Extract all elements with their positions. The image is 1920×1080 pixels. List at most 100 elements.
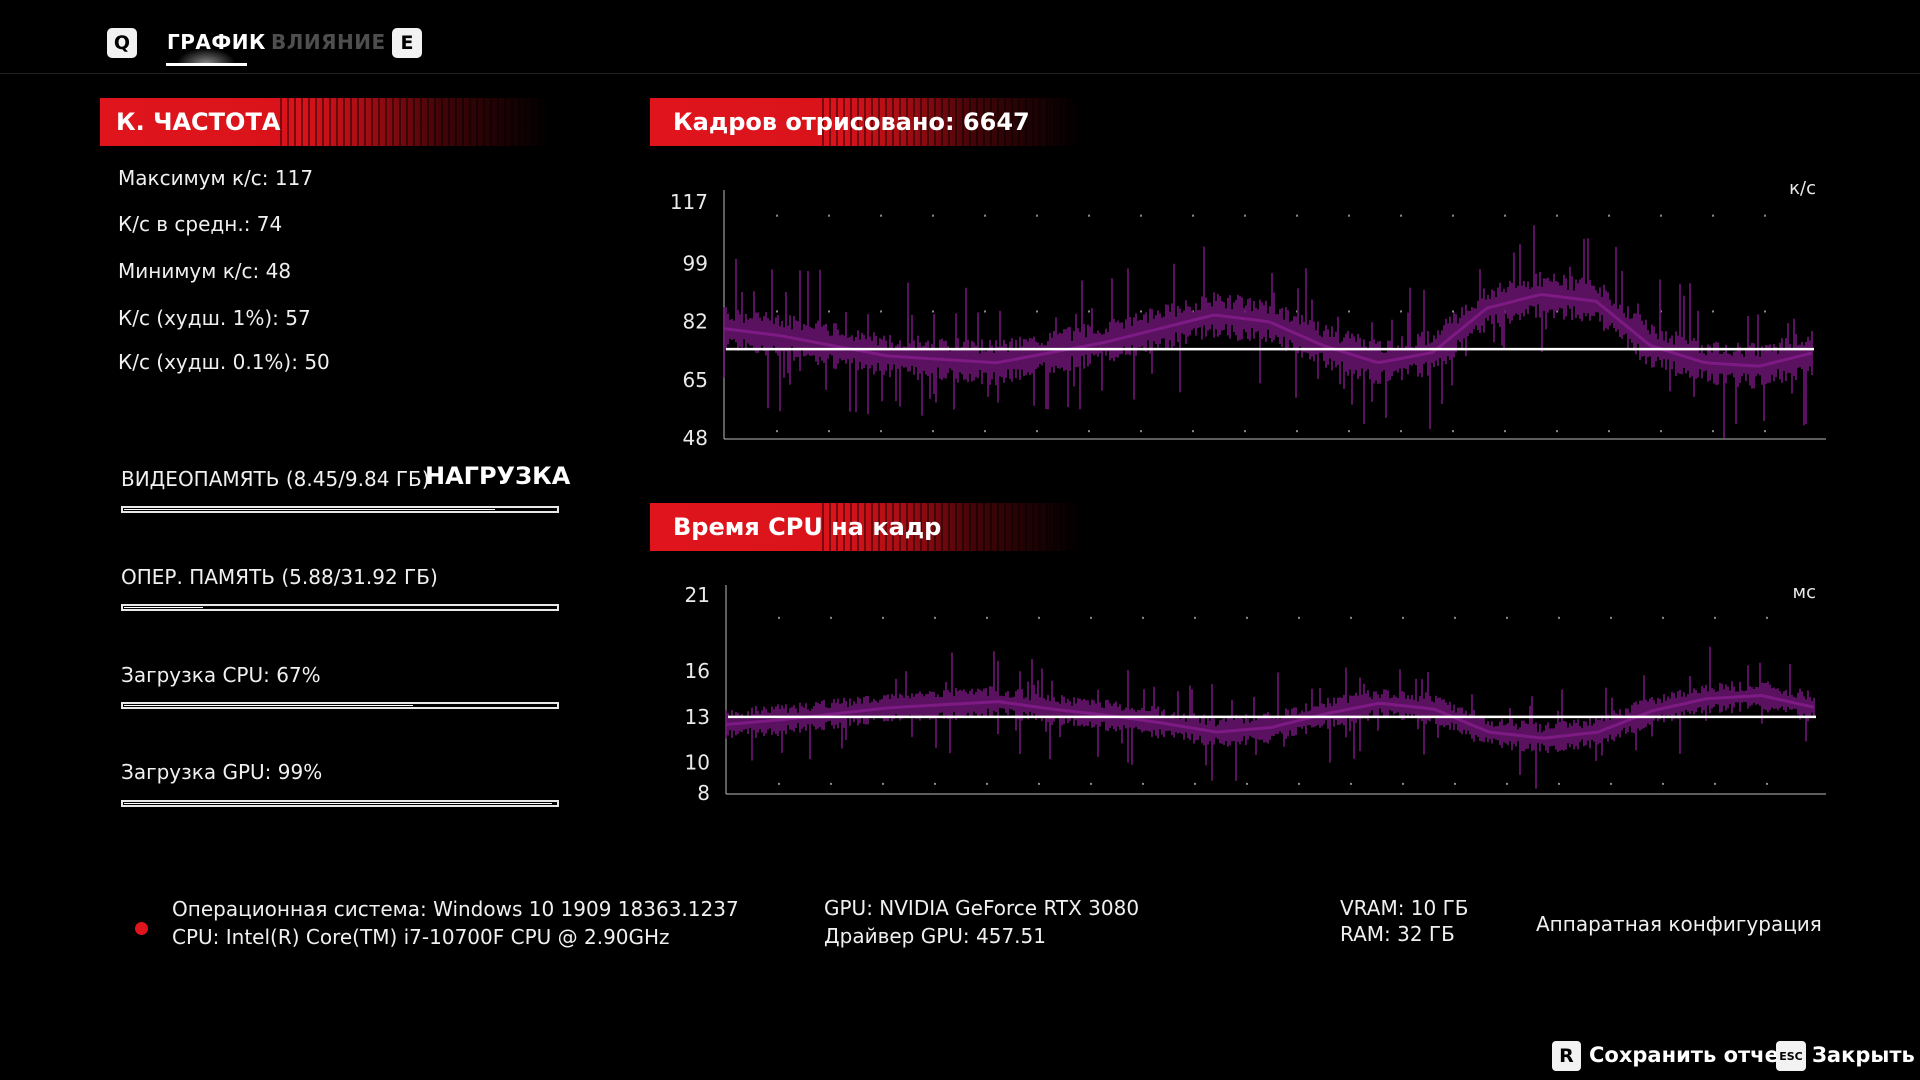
grid-dot [1296,430,1298,433]
os-info: Операционная система: Windows 10 1909 18… [172,897,739,921]
gpu-load-label: Загрузка GPU: 99% [121,760,323,784]
grid-dot [778,782,780,785]
grid-dot [1140,310,1142,313]
grid-dot [1348,430,1350,433]
y-tick-label: 21 [685,583,710,607]
grid-dot [830,782,832,785]
grid-dot [830,616,832,619]
vram-info: VRAM: 10 ГБ [1340,896,1469,920]
grid-dot [1036,430,1038,433]
grid-dot [1140,214,1142,217]
grid-dot [1036,214,1038,217]
series-line [725,694,1815,740]
grid-dot [932,310,934,313]
grid-dot [776,430,778,433]
tab-prev-key[interactable]: Q [107,28,137,58]
save-report-key[interactable]: R [1552,1041,1581,1071]
grid-dot [1660,214,1662,217]
grid-dot [1246,616,1248,619]
grid-dot [1452,430,1454,433]
grid-dot [1454,616,1456,619]
grid-dot [1712,214,1714,217]
y-tick-label: 16 [685,659,710,683]
grid-dot [1766,782,1768,785]
y-tick-label: 117 [670,190,708,214]
stat-min-fps: Минимум к/с: 48 [118,259,292,283]
grid-dot [1246,782,1248,785]
grid-dot [1504,214,1506,217]
cpu-info: CPU: Intel(R) Core(TM) i7-10700F CPU @ 2… [172,925,670,949]
close-button[interactable]: Закрыть [1812,1043,1915,1067]
grid-dot [880,214,882,217]
tab-active-underline [166,63,247,66]
series-line [723,293,1813,368]
y-tick-label: 10 [685,751,710,775]
grid-dot [932,214,934,217]
grid-dot [1036,310,1038,313]
grid-dot [1610,782,1612,785]
framerate-banner: К. ЧАСТОТА [100,98,550,146]
grid-dot [1142,616,1144,619]
tab-next-key[interactable]: E [392,28,422,58]
cpu-time-chart-banner: Время CPU на кадр [650,503,1080,551]
stat-1pct-low: К/с (худш. 1%): 57 [118,306,311,330]
tab-active-glow [176,48,236,64]
grid-dot [1402,782,1404,785]
grid-dot [1714,616,1716,619]
grid-dot [1556,430,1558,433]
grid-dot [1764,310,1766,313]
stat-avg-fps: К/с в средн.: 74 [118,212,283,236]
fps-chart-banner: Кадров отрисовано: 6647 [650,98,1080,146]
gpu-info: GPU: NVIDIA GeForce RTX 3080 [824,896,1140,920]
grid-dot [1348,214,1350,217]
y-tick-label: 82 [683,310,708,334]
grid-dot [1296,214,1298,217]
grid-dot [880,430,882,433]
grid-dot [1348,310,1350,313]
grid-dot [1712,430,1714,433]
grid-dot [1402,616,1404,619]
hardware-config-link[interactable]: Аппаратная конфигурация [1536,912,1822,936]
fps-chart-title: Кадров отрисовано: 6647 [673,108,1030,136]
fps-chart: 117 99 82 65 48 к/с [670,178,1826,450]
grid-dot [1350,782,1352,785]
grid-dot [828,310,830,313]
grid-dot [1764,214,1766,217]
ram-info: RAM: 32 ГБ [1340,922,1455,946]
grid-dot [1558,782,1560,785]
stat-01pct-low: К/с (худш. 0.1%): 50 [118,350,330,374]
gpu-load-bar [121,800,559,807]
vram-usage-fill [124,509,495,510]
grid-dot [1660,430,1662,433]
cpu-load-label: Загрузка CPU: 67% [121,663,321,687]
series-noise [723,225,1813,438]
save-report-button[interactable]: Сохранить отчет [1589,1043,1792,1067]
tab-bar: Q ГРАФИК ВЛИЯНИЕ E [0,0,1920,74]
tab-impact[interactable]: ВЛИЯНИЕ [271,30,386,54]
grid-dot [778,616,780,619]
stat-max-fps: Максимум к/с: 117 [118,166,314,190]
grid-dot [882,782,884,785]
grid-dot [1400,214,1402,217]
grid-dot [1662,782,1664,785]
grid-dot [1088,214,1090,217]
grid-dot [882,616,884,619]
grid-dot [1244,430,1246,433]
series-noise [725,646,1815,789]
y-tick-label: 48 [683,426,708,450]
cpu-load-bar [121,702,559,709]
load-title: НАГРУЗКА [425,462,571,490]
grid-dot [1452,310,1454,313]
framerate-title: К. ЧАСТОТА [116,108,281,136]
gpu-driver-info: Драйвер GPU: 457.51 [824,924,1046,948]
status-dot [135,922,148,935]
gpu-load-fill [124,803,552,804]
grid-dot [1506,616,1508,619]
y-tick-label: 13 [685,705,710,729]
ram-usage-label: ОПЕР. ПАМЯТЬ (5.88/31.92 ГБ) [121,565,438,589]
grid-dot [1610,616,1612,619]
cpu-time-chart-title: Время CPU на кадр [673,513,942,541]
close-key[interactable]: ESC [1776,1041,1806,1071]
grid-dot [1504,430,1506,433]
grid-dot [1038,782,1040,785]
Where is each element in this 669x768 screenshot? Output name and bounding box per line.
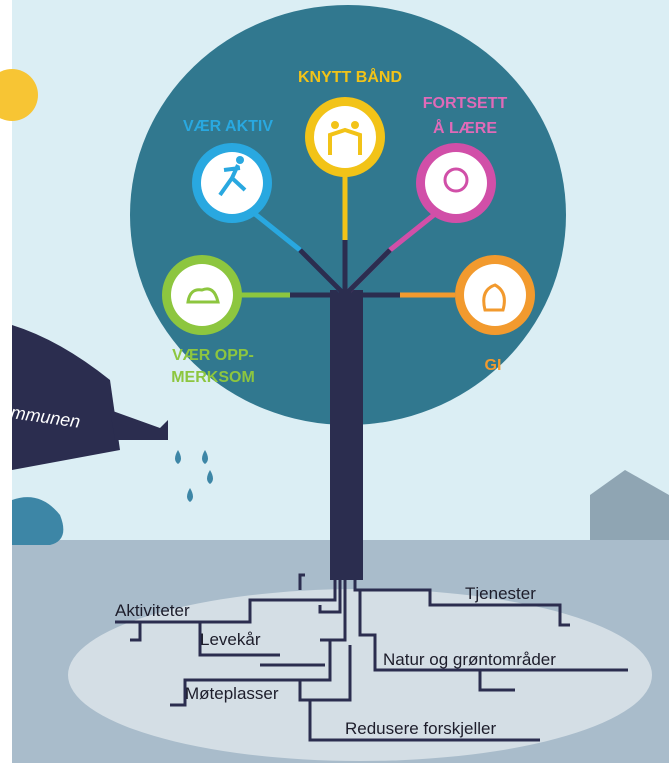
branch-label: VÆR AKTIV	[183, 118, 273, 135]
branch-label: FORTSETT	[423, 95, 508, 112]
trunk	[330, 290, 363, 580]
root-label: Aktiviteter	[115, 601, 190, 620]
root-label: Tjenester	[465, 584, 536, 603]
illustration: VÆR AKTIV KNYTT BÅND FORTSETT Å LÆRE VÆR…	[0, 0, 669, 763]
root-label: Redusere forskjeller	[345, 719, 497, 738]
branch-label: Å LÆRE	[433, 118, 497, 137]
root-label: Levekår	[200, 630, 261, 649]
branch-label: GI	[485, 357, 502, 374]
branch-label: VÆR OPP-	[172, 347, 254, 364]
branch-label: KNYTT BÅND	[298, 67, 402, 86]
root-label: Møteplasser	[185, 684, 279, 703]
branch-label: MERKSOM	[171, 369, 255, 386]
root-label: Natur og grøntområder	[383, 650, 556, 669]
--
** What you are asked to do **
Could you reproduce the lines above without any change, starting at the line that contains "118, 273, 135]" and ending at the line that contains "illustration: VÆR AKTIV", both of those included?

** Final result **
branch-label: VÆR AKTIV	[183, 118, 273, 135]
branch-label: FORTSETT	[423, 95, 508, 112]
trunk	[330, 290, 363, 580]
root-label: Aktiviteter	[115, 601, 190, 620]
root-label: Tjenester	[465, 584, 536, 603]
illustration: VÆR AKTIV KNYTT BÅND FORTSETT Å LÆRE VÆR…	[0, 0, 669, 763]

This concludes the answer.